Extracted information:
----

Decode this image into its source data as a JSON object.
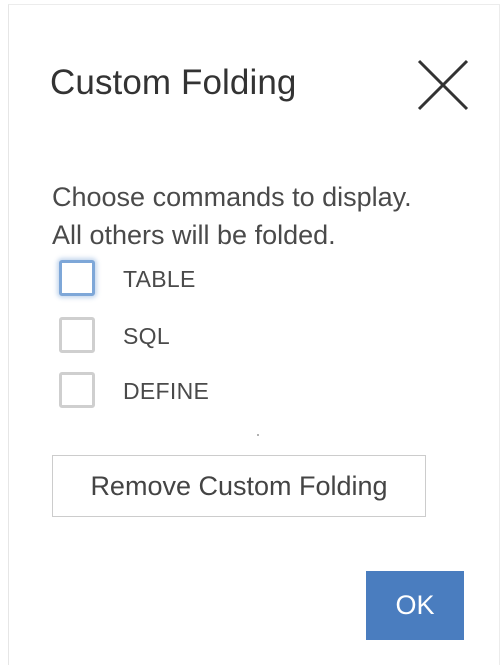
{
  "dialog": {
    "title": "Custom Folding",
    "close_icon": "close-icon",
    "instructions": {
      "line1": "Choose commands to display.",
      "line2": "All others will be folded."
    },
    "options": [
      {
        "label": "TABLE",
        "checked": false,
        "focused": true
      },
      {
        "label": "SQL",
        "checked": false,
        "focused": false
      },
      {
        "label": "DEFINE",
        "checked": false,
        "focused": false
      }
    ],
    "remove_button_label": "Remove Custom Folding",
    "ok_button_label": "OK"
  },
  "colors": {
    "accent": "#4a7dbf",
    "focus_ring": "#7ea7d8",
    "checkbox_border": "#cfcfcf",
    "text": "#4a4a4a"
  }
}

----

Task instructions: Except for the pictures, copy every line of the records above exactly.

Result:
Decode this image into its source data as a JSON object.
{
  "dialog": {
    "title": "Custom Folding",
    "close_icon": "close-icon",
    "instructions": {
      "line1": "Choose commands to display.",
      "line2": "All others will be folded."
    },
    "options": [
      {
        "label": "TABLE",
        "checked": false,
        "focused": true
      },
      {
        "label": "SQL",
        "checked": false,
        "focused": false
      },
      {
        "label": "DEFINE",
        "checked": false,
        "focused": false
      }
    ],
    "remove_button_label": "Remove Custom Folding",
    "ok_button_label": "OK"
  },
  "colors": {
    "accent": "#4a7dbf",
    "focus_ring": "#7ea7d8",
    "checkbox_border": "#cfcfcf",
    "text": "#4a4a4a"
  }
}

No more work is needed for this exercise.